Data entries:
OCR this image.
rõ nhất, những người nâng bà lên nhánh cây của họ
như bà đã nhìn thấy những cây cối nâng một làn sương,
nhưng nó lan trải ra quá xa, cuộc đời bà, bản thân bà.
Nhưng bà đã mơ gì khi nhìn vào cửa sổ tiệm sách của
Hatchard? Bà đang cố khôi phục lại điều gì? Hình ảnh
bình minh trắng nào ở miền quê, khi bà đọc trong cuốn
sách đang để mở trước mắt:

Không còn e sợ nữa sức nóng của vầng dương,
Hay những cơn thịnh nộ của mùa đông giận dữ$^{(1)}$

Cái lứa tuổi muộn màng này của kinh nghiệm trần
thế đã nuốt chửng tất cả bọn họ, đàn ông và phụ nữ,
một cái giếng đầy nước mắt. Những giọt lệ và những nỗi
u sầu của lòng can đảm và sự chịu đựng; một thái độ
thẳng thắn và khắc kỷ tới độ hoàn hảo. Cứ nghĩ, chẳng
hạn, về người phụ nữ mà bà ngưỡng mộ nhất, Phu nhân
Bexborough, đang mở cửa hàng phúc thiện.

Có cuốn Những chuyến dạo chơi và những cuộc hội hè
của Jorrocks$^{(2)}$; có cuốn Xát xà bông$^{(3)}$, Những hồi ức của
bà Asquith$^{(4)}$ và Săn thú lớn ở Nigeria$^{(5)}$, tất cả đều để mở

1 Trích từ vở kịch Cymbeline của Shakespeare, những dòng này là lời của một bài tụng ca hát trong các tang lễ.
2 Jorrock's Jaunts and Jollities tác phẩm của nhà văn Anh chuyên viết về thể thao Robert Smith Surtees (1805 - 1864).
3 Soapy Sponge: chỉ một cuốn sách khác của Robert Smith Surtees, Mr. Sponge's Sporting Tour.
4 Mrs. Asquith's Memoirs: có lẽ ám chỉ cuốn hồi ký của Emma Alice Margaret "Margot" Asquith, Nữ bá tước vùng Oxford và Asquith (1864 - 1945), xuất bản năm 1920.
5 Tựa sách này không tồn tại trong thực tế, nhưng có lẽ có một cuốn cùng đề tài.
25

» **Problem details**
All of the records must be repeated exactly.

» **Result**
OCR this image.
rõ nhất, những người nâng bà lên nhánh cây của họ
như bà đã nhìn thấy những cây cối nâng một làn sương,
nhưng nó lan trải ra quá xa, cuộc đời bà, bản thân bà.
Nhưng bà đã mơ gì khi nhìn vào cửa sổ tiệm sách của
Hatchard? Bà đang cố khôi phục lại điều gì? Hình ảnh
bình minh trắng nào ở miền quê, khi bà đọc trong cuốn
sách đang để mở trước mắt:

Không còn e sợ nữa sức nóng của vầng dương,
Hay những cơn thịnh nộ của mùa đông giận dữ$^{(1)}$

Cái lứa tuổi muộn màng này của kinh nghiệm trần
thế đã nuốt chửng tất cả bọn họ, đàn ông và phụ nữ,
một cái giếng đầy nước mắt. Những giọt lệ và những nỗi
u sầu của lòng can đảm và sự chịu đựng; một thái độ
thẳng thắn và khắc kỷ tới độ hoàn hảo. Cứ nghĩ, chẳng
hạn, về người phụ nữ mà bà ngưỡng mộ nhất, Phu nhân
Bexborough, đang mở cửa hàng phúc thiện.

Có cuốn Những chuyến dạo chơi và những cuộc hội hè
của Jorrocks$^{(2)}$; có cuốn Xát xà bông$^{(3)}$, Những hồi ức của
bà Asquith$^{(4)}$ và Săn thú lớn ở Nigeria$^{(5)}$, tất cả đều để mở

1 Trích từ vở kịch Cymbeline của Shakespeare, những dòng này là lời của một bài tụng ca hát trong các tang lễ.
2 Jorrock's Jaunts and Jollities tác phẩm của nhà văn Anh chuyên viết về thể thao Robert Smith Surtees (1805 - 1864).
3 Soapy Sponge: chỉ một cuốn sách khác của Robert Smith Surtees, Mr. Sponge's Sporting Tour.
4 Mrs. Asquith's Memoirs: có lẽ ám chỉ cuốn hồi ký của Emma Alice Margaret "Margot" Asquith, Nữ bá tước vùng Oxford và Asquith (1864 - 1945), xuất bản năm 1920.
5 Tựa sách này không tồn tại trong thực tế, nhưng có lẽ có một cuốn cùng đề tài.
25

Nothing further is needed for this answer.